**Recorded data**
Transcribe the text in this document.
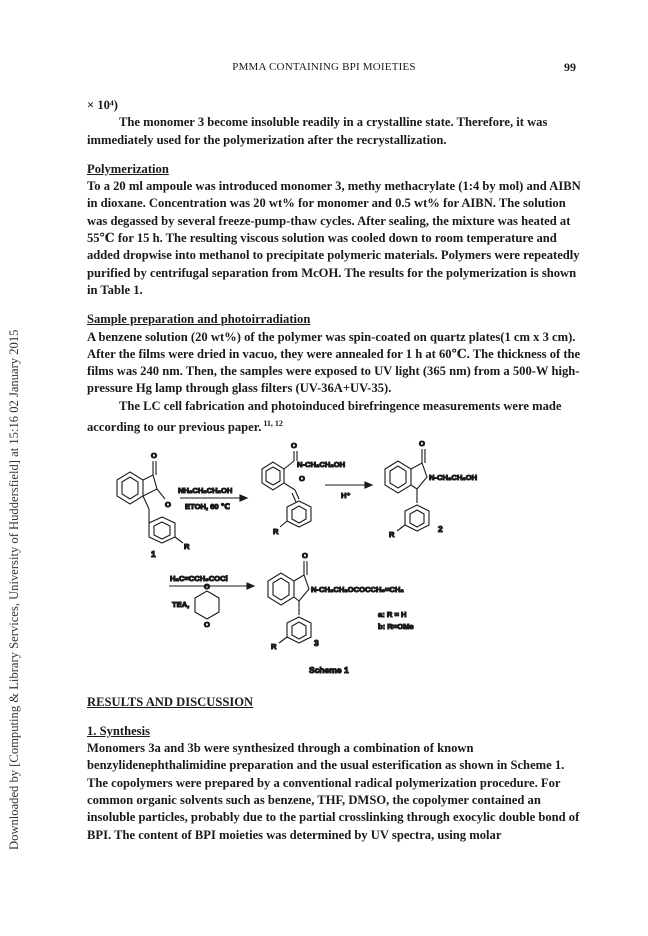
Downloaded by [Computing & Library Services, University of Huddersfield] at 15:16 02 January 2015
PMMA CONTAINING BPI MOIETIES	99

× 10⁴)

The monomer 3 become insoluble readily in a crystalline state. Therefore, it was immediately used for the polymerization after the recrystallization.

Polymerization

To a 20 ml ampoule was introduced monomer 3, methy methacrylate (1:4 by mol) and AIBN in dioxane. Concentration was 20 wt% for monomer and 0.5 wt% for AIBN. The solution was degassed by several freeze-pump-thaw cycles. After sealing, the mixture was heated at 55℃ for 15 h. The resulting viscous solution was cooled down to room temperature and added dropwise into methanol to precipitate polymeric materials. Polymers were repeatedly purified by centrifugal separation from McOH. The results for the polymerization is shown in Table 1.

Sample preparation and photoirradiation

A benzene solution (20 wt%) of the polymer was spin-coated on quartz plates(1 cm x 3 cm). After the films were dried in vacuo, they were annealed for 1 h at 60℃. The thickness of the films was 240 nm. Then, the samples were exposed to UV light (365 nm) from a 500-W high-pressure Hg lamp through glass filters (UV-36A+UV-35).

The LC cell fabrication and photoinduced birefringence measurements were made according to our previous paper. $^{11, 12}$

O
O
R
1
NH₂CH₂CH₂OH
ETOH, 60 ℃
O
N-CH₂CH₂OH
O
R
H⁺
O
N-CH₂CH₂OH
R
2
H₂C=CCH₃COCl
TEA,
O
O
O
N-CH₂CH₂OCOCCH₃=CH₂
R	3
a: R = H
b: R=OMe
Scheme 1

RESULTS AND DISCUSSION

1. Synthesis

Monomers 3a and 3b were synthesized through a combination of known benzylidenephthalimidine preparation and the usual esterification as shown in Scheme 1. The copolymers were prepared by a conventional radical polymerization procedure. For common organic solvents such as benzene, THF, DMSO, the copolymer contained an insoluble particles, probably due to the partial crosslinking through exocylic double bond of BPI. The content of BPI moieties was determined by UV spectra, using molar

**What to do**
Repeat all of the entries word for word, but omit the pictures.

**Exercise output**
Transcribe the text in this document.
Downloaded by [Computing & Library Services, University of Huddersfield] at 15:16 02 January 2015
PMMA CONTAINING BPI MOIETIES	99

× 10⁴)

The monomer 3 become insoluble readily in a crystalline state. Therefore, it was immediately used for the polymerization after the recrystallization.

Polymerization

To a 20 ml ampoule was introduced monomer 3, methy methacrylate (1:4 by mol) and AIBN in dioxane. Concentration was 20 wt% for monomer and 0.5 wt% for AIBN. The solution was degassed by several freeze-pump-thaw cycles. After sealing, the mixture was heated at 55℃ for 15 h. The resulting viscous solution was cooled down to room temperature and added dropwise into methanol to precipitate polymeric materials. Polymers were repeatedly purified by centrifugal separation from McOH. The results for the polymerization is shown in Table 1.

Sample preparation and photoirradiation

A benzene solution (20 wt%) of the polymer was spin-coated on quartz plates(1 cm x 3 cm). After the films were dried in vacuo, they were annealed for 1 h at 60℃. The thickness of the films was 240 nm. Then, the samples were exposed to UV light (365 nm) from a 500-W high-pressure Hg lamp through glass filters (UV-36A+UV-35).

The LC cell fabrication and photoinduced birefringence measurements were made according to our previous paper. $^{11, 12}$

O
O
R
1
NH₂CH₂CH₂OH
ETOH, 60 ℃
O
N-CH₂CH₂OH
O
R
H⁺
O
N-CH₂CH₂OH
R
2
H₂C=CCH₃COCl
TEA,
O
O
O
N-CH₂CH₂OCOCCH₃=CH₂
R	3
a: R = H
b: R=OMe
Scheme 1

RESULTS AND DISCUSSION

1. Synthesis

Monomers 3a and 3b were synthesized through a combination of known benzylidenephthalimidine preparation and the usual esterification as shown in Scheme 1. The copolymers were prepared by a conventional radical polymerization procedure. For common organic solvents such as benzene, THF, DMSO, the copolymer contained an insoluble particles, probably due to the partial crosslinking through exocylic double bond of BPI. The content of BPI moieties was determined by UV spectra, using molar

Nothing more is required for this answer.